» Dataset extract

::::

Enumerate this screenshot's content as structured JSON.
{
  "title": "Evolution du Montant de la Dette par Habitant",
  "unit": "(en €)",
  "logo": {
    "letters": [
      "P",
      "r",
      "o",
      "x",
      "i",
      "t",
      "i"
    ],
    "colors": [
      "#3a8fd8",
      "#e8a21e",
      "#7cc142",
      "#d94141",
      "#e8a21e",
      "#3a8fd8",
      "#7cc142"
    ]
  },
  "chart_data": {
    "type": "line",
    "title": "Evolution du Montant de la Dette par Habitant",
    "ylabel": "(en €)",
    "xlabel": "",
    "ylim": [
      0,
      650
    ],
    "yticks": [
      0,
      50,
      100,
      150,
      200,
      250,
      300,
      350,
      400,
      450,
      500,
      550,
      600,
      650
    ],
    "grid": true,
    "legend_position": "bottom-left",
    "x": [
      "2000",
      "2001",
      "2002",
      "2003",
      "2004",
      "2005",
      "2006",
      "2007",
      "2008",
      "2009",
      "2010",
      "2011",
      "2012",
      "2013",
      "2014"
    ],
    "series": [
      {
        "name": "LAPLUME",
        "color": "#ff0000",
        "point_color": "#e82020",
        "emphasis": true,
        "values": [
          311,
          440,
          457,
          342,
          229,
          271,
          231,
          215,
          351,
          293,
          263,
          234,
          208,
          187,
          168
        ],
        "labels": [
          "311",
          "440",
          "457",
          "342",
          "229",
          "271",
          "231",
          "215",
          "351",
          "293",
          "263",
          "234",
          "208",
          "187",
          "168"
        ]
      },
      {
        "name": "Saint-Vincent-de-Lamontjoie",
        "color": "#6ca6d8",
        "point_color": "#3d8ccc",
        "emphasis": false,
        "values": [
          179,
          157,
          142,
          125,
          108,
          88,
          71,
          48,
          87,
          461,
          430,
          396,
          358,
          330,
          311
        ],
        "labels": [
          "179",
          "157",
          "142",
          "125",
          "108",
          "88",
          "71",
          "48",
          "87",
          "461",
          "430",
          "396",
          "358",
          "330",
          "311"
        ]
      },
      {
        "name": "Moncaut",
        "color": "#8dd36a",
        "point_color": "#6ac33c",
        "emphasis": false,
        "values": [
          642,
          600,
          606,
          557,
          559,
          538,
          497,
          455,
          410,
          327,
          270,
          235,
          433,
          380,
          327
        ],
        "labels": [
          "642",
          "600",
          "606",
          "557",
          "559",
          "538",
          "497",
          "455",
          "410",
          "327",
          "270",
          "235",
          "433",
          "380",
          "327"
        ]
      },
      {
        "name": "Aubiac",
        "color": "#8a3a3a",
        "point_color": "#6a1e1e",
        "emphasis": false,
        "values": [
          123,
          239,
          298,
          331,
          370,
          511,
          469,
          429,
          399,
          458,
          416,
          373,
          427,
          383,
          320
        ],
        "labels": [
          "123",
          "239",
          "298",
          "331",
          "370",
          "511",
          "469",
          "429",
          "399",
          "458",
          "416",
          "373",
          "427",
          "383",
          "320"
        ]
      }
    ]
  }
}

::::

» Directions
Go through the listing and copy all of it exactly.

» Full response
Enumerate this screenshot's content as structured JSON.
{
  "title": "Evolution du Montant de la Dette par Habitant",
  "unit": "(en €)",
  "logo": {
    "letters": [
      "P",
      "r",
      "o",
      "x",
      "i",
      "t",
      "i"
    ],
    "colors": [
      "#3a8fd8",
      "#e8a21e",
      "#7cc142",
      "#d94141",
      "#e8a21e",
      "#3a8fd8",
      "#7cc142"
    ]
  },
  "chart_data": {
    "type": "line",
    "title": "Evolution du Montant de la Dette par Habitant",
    "ylabel": "(en €)",
    "xlabel": "",
    "ylim": [
      0,
      650
    ],
    "yticks": [
      0,
      50,
      100,
      150,
      200,
      250,
      300,
      350,
      400,
      450,
      500,
      550,
      600,
      650
    ],
    "grid": true,
    "legend_position": "bottom-left",
    "x": [
      "2000",
      "2001",
      "2002",
      "2003",
      "2004",
      "2005",
      "2006",
      "2007",
      "2008",
      "2009",
      "2010",
      "2011",
      "2012",
      "2013",
      "2014"
    ],
    "series": [
      {
        "name": "LAPLUME",
        "color": "#ff0000",
        "point_color": "#e82020",
        "emphasis": true,
        "values": [
          311,
          440,
          457,
          342,
          229,
          271,
          231,
          215,
          351,
          293,
          263,
          234,
          208,
          187,
          168
        ],
        "labels": [
          "311",
          "440",
          "457",
          "342",
          "229",
          "271",
          "231",
          "215",
          "351",
          "293",
          "263",
          "234",
          "208",
          "187",
          "168"
        ]
      },
      {
        "name": "Saint-Vincent-de-Lamontjoie",
        "color": "#6ca6d8",
        "point_color": "#3d8ccc",
        "emphasis": false,
        "values": [
          179,
          157,
          142,
          125,
          108,
          88,
          71,
          48,
          87,
          461,
          430,
          396,
          358,
          330,
          311
        ],
        "labels": [
          "179",
          "157",
          "142",
          "125",
          "108",
          "88",
          "71",
          "48",
          "87",
          "461",
          "430",
          "396",
          "358",
          "330",
          "311"
        ]
      },
      {
        "name": "Moncaut",
        "color": "#8dd36a",
        "point_color": "#6ac33c",
        "emphasis": false,
        "values": [
          642,
          600,
          606,
          557,
          559,
          538,
          497,
          455,
          410,
          327,
          270,
          235,
          433,
          380,
          327
        ],
        "labels": [
          "642",
          "600",
          "606",
          "557",
          "559",
          "538",
          "497",
          "455",
          "410",
          "327",
          "270",
          "235",
          "433",
          "380",
          "327"
        ]
      },
      {
        "name": "Aubiac",
        "color": "#8a3a3a",
        "point_color": "#6a1e1e",
        "emphasis": false,
        "values": [
          123,
          239,
          298,
          331,
          370,
          511,
          469,
          429,
          399,
          458,
          416,
          373,
          427,
          383,
          320
        ],
        "labels": [
          "123",
          "239",
          "298",
          "331",
          "370",
          "511",
          "469",
          "429",
          "399",
          "458",
          "416",
          "373",
          "427",
          "383",
          "320"
        ]
      }
    ]
  }
}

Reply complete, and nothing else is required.